■ Data entries for graphics ■
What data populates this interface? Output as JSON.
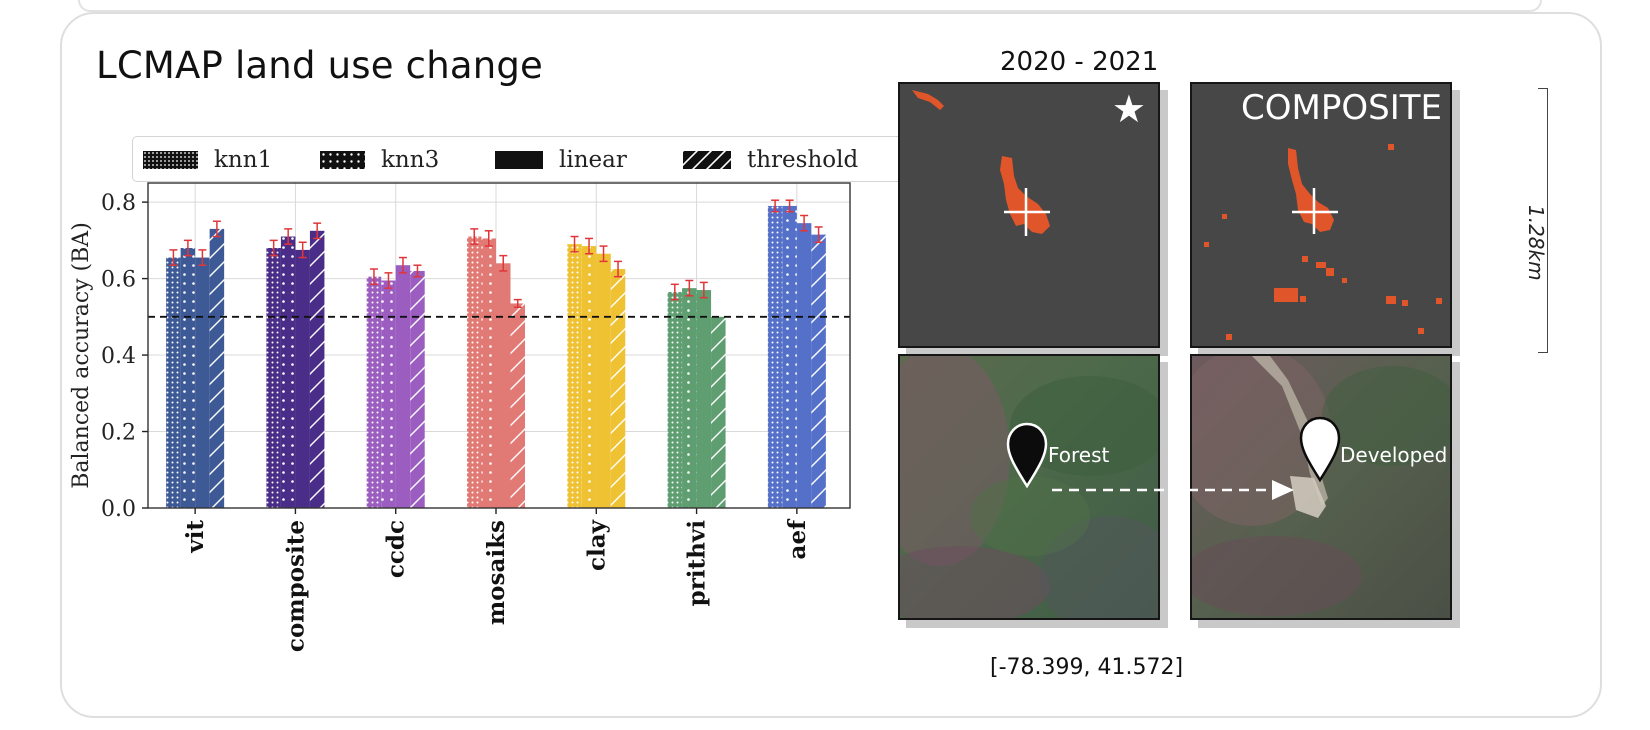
{
  "title": "LCMAP land use change",
  "period": "2020 - 2021",
  "composite_label": "COMPOSITE",
  "scale_label": "1.28km",
  "coordinates": "[-78.399, 41.572]",
  "pins": {
    "before": "Forest",
    "after": "Developed"
  },
  "icons": {
    "star": "star-icon",
    "pin_before": "map-pin-black-icon",
    "pin_after": "map-pin-white-icon",
    "crosshair": "crosshair-icon",
    "arrow": "dashed-arrow-icon"
  },
  "legend": [
    {
      "label": "knn1",
      "pattern": "dense-dots"
    },
    {
      "label": "knn3",
      "pattern": "sparse-dots"
    },
    {
      "label": "linear",
      "pattern": "solid"
    },
    {
      "label": "threshold",
      "pattern": "hatch"
    }
  ],
  "chart_data": {
    "type": "bar",
    "ylabel": "Balanced accuracy (BA)",
    "ylim": [
      0,
      0.85
    ],
    "yticks": [
      "0.0",
      "0.2",
      "0.4",
      "0.6",
      "0.8"
    ],
    "reference_line": 0.5,
    "grid": true,
    "legend_position": "top",
    "categories": [
      "vit",
      "composite",
      "ccdc",
      "mosaiks",
      "clay",
      "prithvi",
      "aef"
    ],
    "category_colors": [
      "#3d5a96",
      "#4a2d88",
      "#9b5ec0",
      "#e17a75",
      "#efc233",
      "#5e9e70",
      "#5570c8"
    ],
    "error_bar_color": "#e0363a",
    "series": [
      {
        "name": "knn1",
        "values": [
          0.655,
          0.68,
          0.605,
          0.71,
          0.69,
          0.565,
          0.79
        ],
        "errors": [
          0.02,
          0.02,
          0.02,
          0.02,
          0.02,
          0.02,
          0.015
        ]
      },
      {
        "name": "knn3",
        "values": [
          0.68,
          0.71,
          0.595,
          0.705,
          0.685,
          0.575,
          0.79
        ],
        "errors": [
          0.02,
          0.02,
          0.02,
          0.02,
          0.02,
          0.02,
          0.015
        ]
      },
      {
        "name": "linear",
        "values": [
          0.655,
          0.675,
          0.635,
          0.64,
          0.665,
          0.57,
          0.745
        ],
        "errors": [
          0.02,
          0.02,
          0.02,
          0.02,
          0.02,
          0.02,
          0.02
        ]
      },
      {
        "name": "threshold",
        "values": [
          0.73,
          0.725,
          0.62,
          0.535,
          0.625,
          0.5,
          0.715
        ],
        "errors": [
          0.02,
          0.02,
          0.015,
          0.01,
          0.02,
          0.0,
          0.02
        ]
      }
    ]
  }
}
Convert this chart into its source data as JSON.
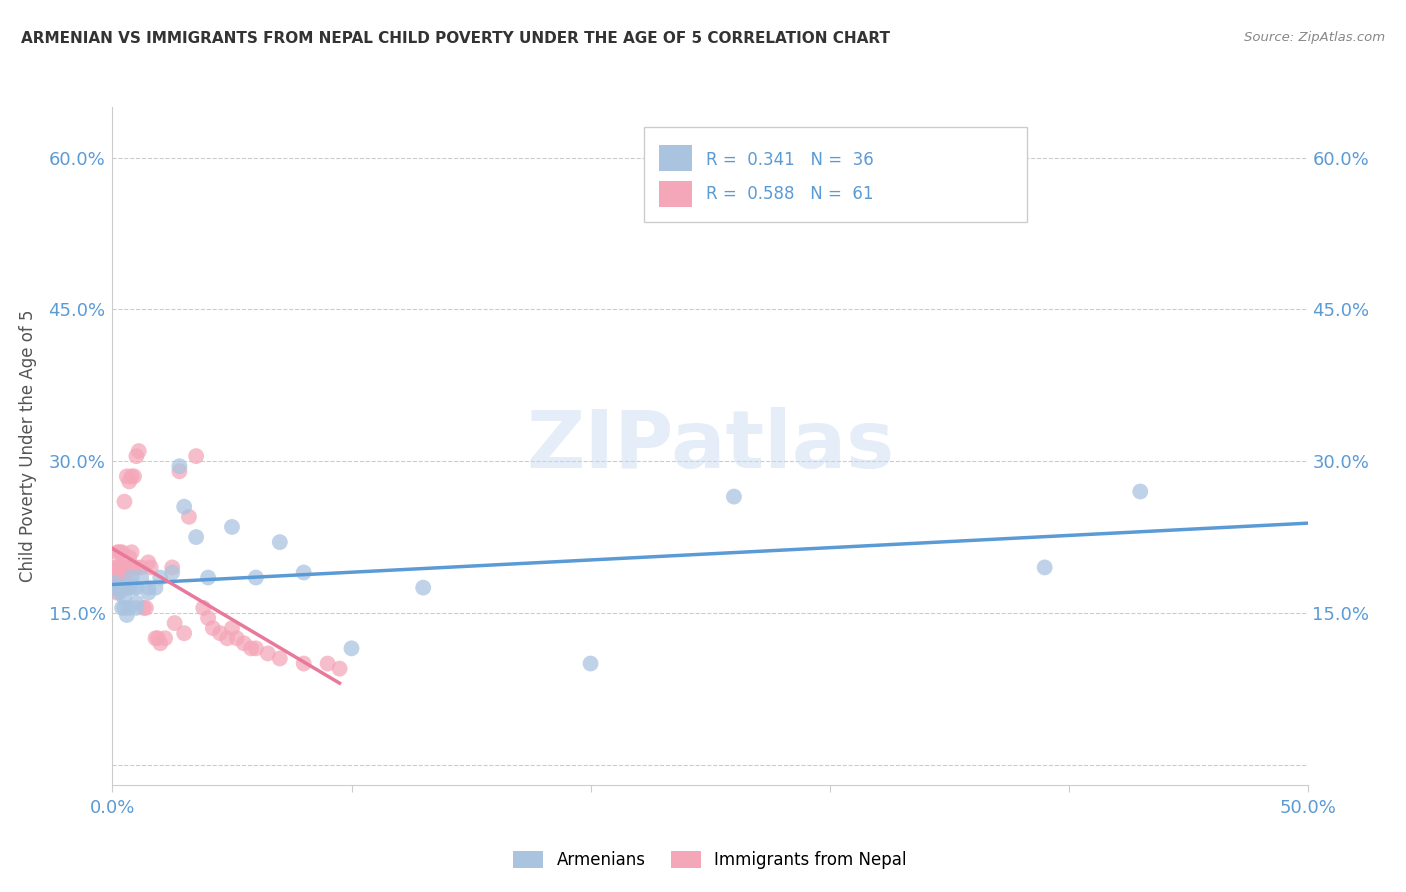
{
  "title": "ARMENIAN VS IMMIGRANTS FROM NEPAL CHILD POVERTY UNDER THE AGE OF 5 CORRELATION CHART",
  "source": "Source: ZipAtlas.com",
  "ylabel": "Child Poverty Under the Age of 5",
  "xlim": [
    0.0,
    0.5
  ],
  "ylim": [
    -0.02,
    0.65
  ],
  "color_armenian": "#aac4e0",
  "color_nepal": "#f4a7b9",
  "color_line_armenian": "#5b9bd5",
  "color_line_nepal": "#e8799a",
  "background_color": "#ffffff",
  "r_armenian": "0.341",
  "n_armenian": "36",
  "r_nepal": "0.588",
  "n_nepal": "61",
  "armenian_x": [
    0.001,
    0.002,
    0.003,
    0.004,
    0.004,
    0.005,
    0.005,
    0.006,
    0.006,
    0.007,
    0.007,
    0.008,
    0.009,
    0.01,
    0.01,
    0.01,
    0.012,
    0.015,
    0.015,
    0.018,
    0.02,
    0.025,
    0.028,
    0.03,
    0.035,
    0.04,
    0.05,
    0.06,
    0.07,
    0.08,
    0.1,
    0.13,
    0.2,
    0.26,
    0.39,
    0.43
  ],
  "armenian_y": [
    0.18,
    0.175,
    0.17,
    0.155,
    0.175,
    0.155,
    0.165,
    0.148,
    0.175,
    0.155,
    0.175,
    0.185,
    0.175,
    0.16,
    0.155,
    0.175,
    0.185,
    0.175,
    0.17,
    0.175,
    0.185,
    0.19,
    0.295,
    0.255,
    0.225,
    0.185,
    0.235,
    0.185,
    0.22,
    0.19,
    0.115,
    0.175,
    0.1,
    0.265,
    0.195,
    0.27
  ],
  "nepal_x": [
    0.001,
    0.001,
    0.001,
    0.002,
    0.002,
    0.002,
    0.002,
    0.002,
    0.003,
    0.003,
    0.003,
    0.003,
    0.004,
    0.004,
    0.004,
    0.005,
    0.005,
    0.005,
    0.006,
    0.006,
    0.006,
    0.007,
    0.007,
    0.007,
    0.008,
    0.008,
    0.009,
    0.009,
    0.01,
    0.01,
    0.011,
    0.012,
    0.013,
    0.014,
    0.015,
    0.016,
    0.018,
    0.019,
    0.02,
    0.022,
    0.025,
    0.026,
    0.028,
    0.03,
    0.032,
    0.035,
    0.038,
    0.04,
    0.042,
    0.045,
    0.048,
    0.05,
    0.052,
    0.055,
    0.058,
    0.06,
    0.065,
    0.07,
    0.08,
    0.09,
    0.095
  ],
  "nepal_y": [
    0.195,
    0.175,
    0.185,
    0.175,
    0.185,
    0.195,
    0.21,
    0.17,
    0.175,
    0.185,
    0.195,
    0.21,
    0.175,
    0.195,
    0.21,
    0.185,
    0.195,
    0.26,
    0.185,
    0.195,
    0.285,
    0.195,
    0.205,
    0.28,
    0.21,
    0.285,
    0.195,
    0.285,
    0.195,
    0.305,
    0.31,
    0.195,
    0.155,
    0.155,
    0.2,
    0.195,
    0.125,
    0.125,
    0.12,
    0.125,
    0.195,
    0.14,
    0.29,
    0.13,
    0.245,
    0.305,
    0.155,
    0.145,
    0.135,
    0.13,
    0.125,
    0.135,
    0.125,
    0.12,
    0.115,
    0.115,
    0.11,
    0.105,
    0.1,
    0.1,
    0.095
  ]
}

■ WHAT IS BEING ASKED ■
Using the data above, print every line exactly, omitting pictures.

■ TASK RESULT ■
What data populates this interface? Output as JSON.
{
  "title": "LCMAP land use change",
  "period": "2020 - 2021",
  "composite_label": "COMPOSITE",
  "scale_label": "1.28km",
  "coordinates": "[-78.399, 41.572]",
  "pins": {
    "before": "Forest",
    "after": "Developed"
  },
  "icons": {
    "star": "star-icon",
    "pin_before": "map-pin-black-icon",
    "pin_after": "map-pin-white-icon",
    "crosshair": "crosshair-icon",
    "arrow": "dashed-arrow-icon"
  },
  "legend": [
    {
      "label": "knn1",
      "pattern": "dense-dots"
    },
    {
      "label": "knn3",
      "pattern": "sparse-dots"
    },
    {
      "label": "linear",
      "pattern": "solid"
    },
    {
      "label": "threshold",
      "pattern": "hatch"
    }
  ],
  "chart_data": {
    "type": "bar",
    "ylabel": "Balanced accuracy (BA)",
    "ylim": [
      0,
      0.85
    ],
    "yticks": [
      "0.0",
      "0.2",
      "0.4",
      "0.6",
      "0.8"
    ],
    "reference_line": 0.5,
    "grid": true,
    "legend_position": "top",
    "categories": [
      "vit",
      "composite",
      "ccdc",
      "mosaiks",
      "clay",
      "prithvi",
      "aef"
    ],
    "category_colors": [
      "#3d5a96",
      "#4a2d88",
      "#9b5ec0",
      "#e17a75",
      "#efc233",
      "#5e9e70",
      "#5570c8"
    ],
    "error_bar_color": "#e0363a",
    "series": [
      {
        "name": "knn1",
        "values": [
          0.655,
          0.68,
          0.605,
          0.71,
          0.69,
          0.565,
          0.79
        ],
        "errors": [
          0.02,
          0.02,
          0.02,
          0.02,
          0.02,
          0.02,
          0.015
        ]
      },
      {
        "name": "knn3",
        "values": [
          0.68,
          0.71,
          0.595,
          0.705,
          0.685,
          0.575,
          0.79
        ],
        "errors": [
          0.02,
          0.02,
          0.02,
          0.02,
          0.02,
          0.02,
          0.015
        ]
      },
      {
        "name": "linear",
        "values": [
          0.655,
          0.675,
          0.635,
          0.64,
          0.665,
          0.57,
          0.745
        ],
        "errors": [
          0.02,
          0.02,
          0.02,
          0.02,
          0.02,
          0.02,
          0.02
        ]
      },
      {
        "name": "threshold",
        "values": [
          0.73,
          0.725,
          0.62,
          0.535,
          0.625,
          0.5,
          0.715
        ],
        "errors": [
          0.02,
          0.02,
          0.015,
          0.01,
          0.02,
          0.0,
          0.02
        ]
      }
    ]
  }
}
Convert this chart into its source data as JSON.
{
  "title": "ARMENIAN VS IMMIGRANTS FROM NEPAL CHILD POVERTY UNDER THE AGE OF 5 CORRELATION CHART",
  "source": "Source: ZipAtlas.com",
  "ylabel": "Child Poverty Under the Age of 5",
  "xlim": [
    0.0,
    0.5
  ],
  "ylim": [
    -0.02,
    0.65
  ],
  "color_armenian": "#aac4e0",
  "color_nepal": "#f4a7b9",
  "color_line_armenian": "#5b9bd5",
  "color_line_nepal": "#e8799a",
  "background_color": "#ffffff",
  "r_armenian": "0.341",
  "n_armenian": "36",
  "r_nepal": "0.588",
  "n_nepal": "61",
  "armenian_x": [
    0.001,
    0.002,
    0.003,
    0.004,
    0.004,
    0.005,
    0.005,
    0.006,
    0.006,
    0.007,
    0.007,
    0.008,
    0.009,
    0.01,
    0.01,
    0.01,
    0.012,
    0.015,
    0.015,
    0.018,
    0.02,
    0.025,
    0.028,
    0.03,
    0.035,
    0.04,
    0.05,
    0.06,
    0.07,
    0.08,
    0.1,
    0.13,
    0.2,
    0.26,
    0.39,
    0.43
  ],
  "armenian_y": [
    0.18,
    0.175,
    0.17,
    0.155,
    0.175,
    0.155,
    0.165,
    0.148,
    0.175,
    0.155,
    0.175,
    0.185,
    0.175,
    0.16,
    0.155,
    0.175,
    0.185,
    0.175,
    0.17,
    0.175,
    0.185,
    0.19,
    0.295,
    0.255,
    0.225,
    0.185,
    0.235,
    0.185,
    0.22,
    0.19,
    0.115,
    0.175,
    0.1,
    0.265,
    0.195,
    0.27
  ],
  "nepal_x": [
    0.001,
    0.001,
    0.001,
    0.002,
    0.002,
    0.002,
    0.002,
    0.002,
    0.003,
    0.003,
    0.003,
    0.003,
    0.004,
    0.004,
    0.004,
    0.005,
    0.005,
    0.005,
    0.006,
    0.006,
    0.006,
    0.007,
    0.007,
    0.007,
    0.008,
    0.008,
    0.009,
    0.009,
    0.01,
    0.01,
    0.011,
    0.012,
    0.013,
    0.014,
    0.015,
    0.016,
    0.018,
    0.019,
    0.02,
    0.022,
    0.025,
    0.026,
    0.028,
    0.03,
    0.032,
    0.035,
    0.038,
    0.04,
    0.042,
    0.045,
    0.048,
    0.05,
    0.052,
    0.055,
    0.058,
    0.06,
    0.065,
    0.07,
    0.08,
    0.09,
    0.095
  ],
  "nepal_y": [
    0.195,
    0.175,
    0.185,
    0.175,
    0.185,
    0.195,
    0.21,
    0.17,
    0.175,
    0.185,
    0.195,
    0.21,
    0.175,
    0.195,
    0.21,
    0.185,
    0.195,
    0.26,
    0.185,
    0.195,
    0.285,
    0.195,
    0.205,
    0.28,
    0.21,
    0.285,
    0.195,
    0.285,
    0.195,
    0.305,
    0.31,
    0.195,
    0.155,
    0.155,
    0.2,
    0.195,
    0.125,
    0.125,
    0.12,
    0.125,
    0.195,
    0.14,
    0.29,
    0.13,
    0.245,
    0.305,
    0.155,
    0.145,
    0.135,
    0.13,
    0.125,
    0.135,
    0.125,
    0.12,
    0.115,
    0.115,
    0.11,
    0.105,
    0.1,
    0.1,
    0.095
  ]
}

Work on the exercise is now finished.